TASK DETAILS: From the listing below, pick out each line with the word "Crew".

[Records from a collection]
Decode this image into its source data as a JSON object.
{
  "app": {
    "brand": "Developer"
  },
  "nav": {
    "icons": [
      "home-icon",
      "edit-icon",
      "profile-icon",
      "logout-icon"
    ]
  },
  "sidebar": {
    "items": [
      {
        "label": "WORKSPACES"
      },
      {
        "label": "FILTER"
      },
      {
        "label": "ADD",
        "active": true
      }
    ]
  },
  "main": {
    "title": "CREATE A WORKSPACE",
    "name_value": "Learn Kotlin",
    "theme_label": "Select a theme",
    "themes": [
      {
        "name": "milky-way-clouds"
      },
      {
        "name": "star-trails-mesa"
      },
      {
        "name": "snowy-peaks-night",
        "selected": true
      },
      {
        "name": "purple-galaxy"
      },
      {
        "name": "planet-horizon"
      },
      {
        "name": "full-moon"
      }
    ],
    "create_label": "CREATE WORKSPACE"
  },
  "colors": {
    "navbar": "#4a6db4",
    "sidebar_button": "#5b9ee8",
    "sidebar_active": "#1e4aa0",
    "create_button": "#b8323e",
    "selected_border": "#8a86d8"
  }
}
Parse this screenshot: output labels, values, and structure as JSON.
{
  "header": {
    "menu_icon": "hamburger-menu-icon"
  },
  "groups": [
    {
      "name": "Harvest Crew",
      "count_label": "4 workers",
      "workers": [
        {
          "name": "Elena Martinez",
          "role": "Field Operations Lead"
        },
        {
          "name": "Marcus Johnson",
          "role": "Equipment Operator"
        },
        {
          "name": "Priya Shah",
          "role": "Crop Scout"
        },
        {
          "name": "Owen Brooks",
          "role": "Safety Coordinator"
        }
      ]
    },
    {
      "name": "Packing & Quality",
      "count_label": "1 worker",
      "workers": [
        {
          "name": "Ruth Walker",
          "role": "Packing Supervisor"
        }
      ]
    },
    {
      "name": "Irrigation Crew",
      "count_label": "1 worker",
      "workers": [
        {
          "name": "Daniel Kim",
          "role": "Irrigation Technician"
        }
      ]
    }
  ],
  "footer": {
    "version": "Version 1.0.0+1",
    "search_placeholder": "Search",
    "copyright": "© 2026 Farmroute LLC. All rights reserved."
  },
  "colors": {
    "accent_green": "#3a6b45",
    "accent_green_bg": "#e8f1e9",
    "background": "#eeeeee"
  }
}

EXERCISE RESPONSE:
      "name": "Harvest Crew",
      "name": "Irrigation Crew",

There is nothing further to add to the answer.